__Okunacak Metin__
..........

Yüzyılın istihbarat skandalı, İkinci Dünya Savaşından sonra İsviçre’ye taşınan Crypto AG (ilk ismi AB Cryptoteknik) isimli şirketin CIA ve Batı Almanya istihbarat teşkilatı BND ile iş birliği kurmasının 70 yıl sonra ortaya çıkmasıdır. Kuruluşundan bu yana ABD ile yakın çalışan şirket 1970’de tamamen CIA ve BND tarafından satın alınmıştır.
Skandal Alman ZDF kanalı, Amerikan Washington Post gazetesi, İsviçre kanalı SRF ve Barış Politikaları Enstitüsü’nün ortak çalışması sonrasında ortaya çıkartıldı. İlk olarak bahsi geçen medya organlarına bazı gizli istihbari belgelerin gitmesi sonrasında araştırma başlatıldı. Washington Post, şirketin eski çalışanlarıyla röportajlar yaparak belgelerdeki bilgilerin doğruluğunu test etti.
“Operasyon Rubikon” adı verilen insiyatif CIA ve BND imzalı 280 sayfalık belgelerle ispatlanmış durumda.
-
CRYPTO AG şirketinin kurucusu ve müşterileri kimdir?
1920 yılında Arvid Gerhard Damm’ın Stockholm’de kurduğu AB Cryptoteknik Damm’ın ölümünden sonra Rus asıllı İsveçli bir elektronik mühendisi olan Boris Hagelin’in kontrolüne girdi. Savaş yılları sırasında ABD’de faaliyet gösteren şirket ürettiği M209 kriptolama cihazıyla ünlendi.
Savaş sonrasında İsveçli askeri teknoloji geliştiren şirketlerin millileştirilmesiyle İsveç’e geri dönen Crypto AG, 1952 yılında İsviçre’ye taşındı.
Şirketin Amerikan istihbaratıyla ilişkisinin ABD’de faaliyet gösterdiği yıllarda başladığı ve yıllar içerisinde gelişerek devam ettiği değerlendiriliyor.

..........

__Koleksiyon girdileri__
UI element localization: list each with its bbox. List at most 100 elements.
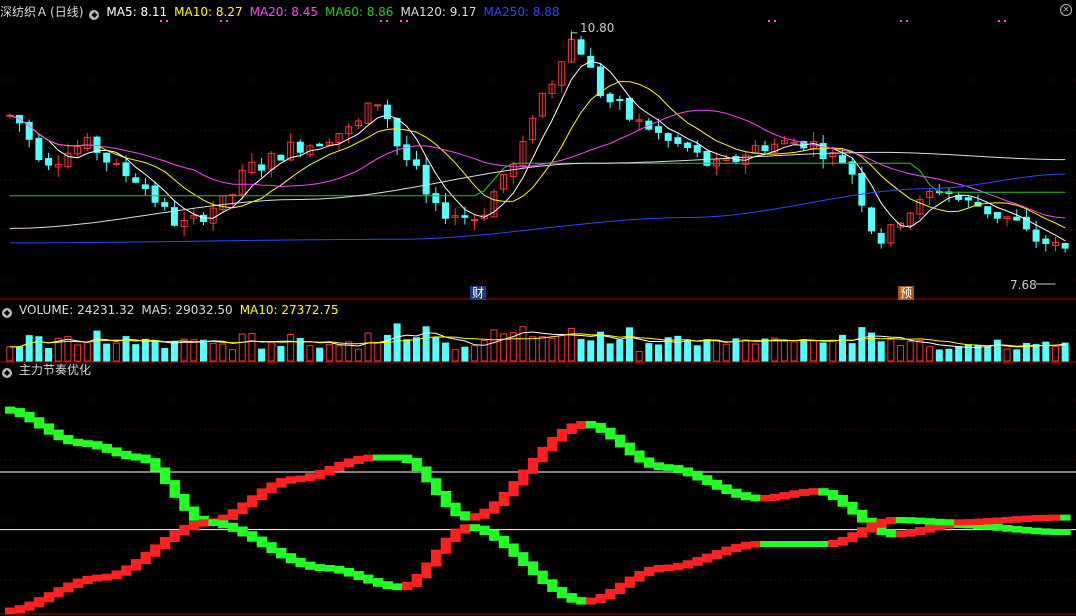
indicator-lower-segment	[934, 518, 945, 526]
indicator-upper-segment	[237, 502, 248, 515]
candle-body	[984, 206, 992, 215]
candle-body	[993, 211, 1001, 219]
volume-bar	[45, 347, 53, 362]
indicator-upper-segment	[692, 470, 703, 481]
indicator-upper-segment	[460, 511, 471, 521]
indicator-upper-segment	[750, 494, 761, 502]
indicator-lower-segment	[1021, 515, 1032, 523]
candle-body	[374, 104, 382, 107]
volume-circle-icon[interactable]: ◆	[2, 308, 12, 318]
indicator-upper-segment	[721, 484, 732, 495]
volume-bar	[471, 345, 479, 362]
volume-bar	[809, 340, 817, 362]
volume-bar	[548, 337, 556, 362]
indicator-lower-segment	[1050, 514, 1061, 521]
indicator-upper-segment	[886, 529, 897, 538]
indicator-upper-segment	[72, 438, 84, 447]
indicator-upper-segment	[1040, 528, 1052, 535]
indicator-upper-segment	[411, 457, 422, 471]
ma60-line	[9, 162, 1066, 197]
indicator-lower-segment	[963, 519, 974, 526]
indicator-lower-segment	[159, 537, 171, 550]
candle-body	[674, 137, 682, 144]
indicator-upper-segment	[527, 457, 539, 474]
indicator-upper-segment	[431, 478, 442, 496]
candle-body	[616, 99, 624, 102]
settings-circle-icon[interactable]: ◆	[89, 10, 100, 20]
volume-bar	[306, 345, 314, 362]
indicator-upper-segment	[121, 450, 132, 460]
indicator-lower-segment	[605, 588, 616, 600]
indicator-lower-segment	[150, 544, 161, 557]
volume-bar	[993, 339, 1001, 362]
candle-body	[868, 207, 876, 232]
ma120-label: MA120: 9.17	[400, 5, 477, 19]
volume-bar	[877, 341, 885, 362]
indicator-lower-segment	[663, 564, 674, 571]
indicator-upper-segment	[34, 417, 45, 429]
indicator-upper-segment	[837, 494, 848, 507]
indicator-upper-segment	[24, 411, 35, 423]
volume-bar	[461, 346, 469, 362]
indicator-upper-segment	[1011, 525, 1023, 533]
indicator-lower-segment	[179, 524, 190, 536]
indicator-lower-segment	[537, 570, 548, 585]
indicator-circle-icon[interactable]: ◆	[2, 368, 12, 378]
indicator-lower-segment	[673, 562, 684, 571]
indicator-lower-segment	[227, 522, 238, 532]
stock-name: 深纺织Ａ	[0, 5, 49, 19]
indicator-upper-segment	[556, 428, 568, 442]
volume-bar	[897, 345, 905, 362]
volume-bar	[490, 329, 498, 362]
indicator-lower-segment	[692, 557, 703, 566]
candle-body	[422, 164, 430, 195]
indicator-lower-segment	[508, 543, 519, 557]
indicator-lower-segment	[130, 559, 142, 571]
indicator-upper-segment	[179, 493, 190, 511]
ma250-line	[9, 173, 1066, 244]
candle-body	[35, 137, 43, 161]
indicator-upper-segment	[760, 495, 771, 502]
indicator-lower-segment	[450, 528, 461, 543]
close-icon[interactable]: ✕	[1060, 4, 1072, 16]
candle-body	[877, 232, 885, 244]
indicator-upper-segment	[489, 501, 500, 514]
volume-bar	[703, 339, 711, 362]
indicator-upper-segment	[401, 454, 413, 464]
volume-bar	[325, 344, 333, 362]
indicator-upper-segment	[731, 488, 742, 498]
event-tag-finance[interactable]: 财	[470, 286, 487, 300]
candle-body	[655, 126, 663, 133]
indicator-lower-segment	[857, 527, 868, 538]
indicator-lower-segment	[944, 519, 955, 526]
volume-bar	[529, 336, 537, 362]
indicator-upper-segment	[469, 513, 481, 521]
indicator-lower-segment	[431, 549, 442, 567]
volume-bar	[141, 338, 149, 362]
volume-bar	[751, 343, 759, 362]
ma5-label: MA5: 8.11	[106, 5, 168, 19]
candle-body	[471, 219, 479, 222]
indicator-upper-segment	[43, 423, 55, 435]
ma60-label: MA60: 8.86	[325, 5, 394, 19]
volume-bar	[887, 339, 895, 362]
indicator-lower-segment	[1040, 514, 1052, 522]
indicator-upper-segment	[188, 506, 200, 521]
candle-body	[277, 154, 285, 161]
candle-body	[93, 136, 101, 153]
candle-body	[141, 184, 149, 190]
event-tag-forecast[interactable]: 预	[898, 286, 915, 300]
indicator-upper-segment	[314, 469, 326, 479]
candle-body	[170, 207, 178, 226]
volume-bar	[16, 346, 24, 362]
indicator-lower-segment	[5, 607, 16, 615]
indicator-upper-segment	[614, 434, 626, 448]
indicator-lower-segment	[992, 517, 1003, 524]
volume-bar	[229, 349, 237, 362]
candle-body	[412, 159, 420, 166]
candle-body	[461, 215, 469, 218]
volume-bar	[577, 338, 585, 362]
indicator-header: ◆ 主力节奏优化	[0, 361, 98, 379]
indicator-lower-segment	[973, 518, 984, 525]
indicator-lower-segment	[285, 553, 297, 564]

..........

__Görevleriniz__
A. Crypto AG skandalı metninde "Skandal Alman ZDF" ifadesinden "kriptolama cihazıyla ünlendi." ifadesine kadar olan kısmı yeniden yazın. Bu kısımda "Washington Post" yerine "New York Times" koyun.
B. Crypto AG skandalını anlatan metni kaldığı yerden sürdürün.
Satırlar, metinden bağımsız ayrı bir malzemedir.

__Görev Sonuçları__
A.
Skandal Alman ZDF kanalı, Amerikan New York Times gazetesi, İsviçre kanalı SRF ve Barış Politikaları Enstitüsü’nün ortak çalışması sonrasında ortaya çıkartıldı. İlk olarak bahsi geçen medya organlarına bazı gizli istihbari belgelerin gitmesi sonrasında araştırma başlatıldı. New York Times, şirketin eski çalışanlarıyla röportajlar yaparak belgelerdeki bilgilerin doğruluğunu test etti.
“Operasyon Rubikon” adı verilen insiyatif CIA ve BND imzalı 280 sayfalık belgelerle ispatlanmış durumda.
-
CRYPTO AG şirketinin kurucusu ve müşterileri kimdir?
1920 yılında Arvid Gerhard Damm’ın Stockholm’de kurduğu AB Cryptoteknik Damm’ın ölümünden sonra Rus asıllı İsveçli bir elektronik mühendisi olan Boris Hagelin’in kontrolüne girdi. Savaş yılları sırasında ABD’de faaliyet gösteren şirket ürettiği M209 kriptolama cihazıyla ünlendi.

B.
Crypto AG’nin geliştirdiği şifreleme cihazları ve sistemleri dünyada 120’den fazla ülke tarafından kullanılıyor. İran ve Suudi Arabistan’ın içinde bulunduğu Ortadoğu ülkeleri, Latin Amerika ve Avrupalı devletler şirketin müşterileri arasında yer alıyor. Sovyetler Birliğinin batı ürünlerine yönelik kuşkucu tavrı nedeniyle Crypto AG’nin sosyalist cumhuriyetlere ürün satamadığı biliniyor.
-
CRYPTO AG’nin müşterisi olmak CIA ve BND tarafından dinlenmek anlamına mı geliyor?
Teknik olarak bunun cevabı hayır fakat kriptolama cihazlarını satın alan ülkelerin gizli haberleşmelerinin ciddi bir tehdit altında olduğu bir gerçek. CIA ve BND’nin şirketin sahibi olması kriptolama cihazını kullanan ülkelerin gizli haberleşmelerinin bu kurumlara hiçbir işlem yapmadan geçmesini sağlamıyor. Gizli servisler yine gizli haberleşme ağına sızmak ve/veya mesaj trafiğinin arasına girmek zorunda. Crypto AG’nin CIA ve BND’nin elinde olması bu şekilde ele geçirilen kriptolu mesajın şifresinin çözülmesini gizli servislerin Crypto AG ürünlerinin içerisine yerleştirdikleri gizli zafiyetler sayesinde çocuk oyuncağı haline getiriyor.
-
Türkiye CRYPTO AG belgelerinde nasıl geçiyor?
280 sayfalık belgelerde Türkiye’nin geçtiği en önemli yerlerden bir tanesini ABD ve Alman istihbaratı arasubdaki anlaşmazlıkların olduğu bölüm oluşturuyor. Amerikalıların yakın çalıştıkları NATO müttefiği ülkelerden İspanya, Yunanistan, İtalya ve Türkiye’yi dinlemek istemeleri Almanları şaşırtmış. Aynı belgede iki ortağın arasındaki anlaşmazlıklardan bir tanesini de para meselesi olduğu anlaşılıyor. Buna göre, ABD’lilerin şirketten kâr elde etmek isteyen Almanlara sürekli olarak bunun ‘bir istihbarat operasyonu olduğunu bir iş olmadığını’ hatırlatmak zorunda kaldıkları ifade ediliyor.
-
Şirket nasıl yönetiliyordu, çalışanların istihbarat bağlantısından haberi var mıydı?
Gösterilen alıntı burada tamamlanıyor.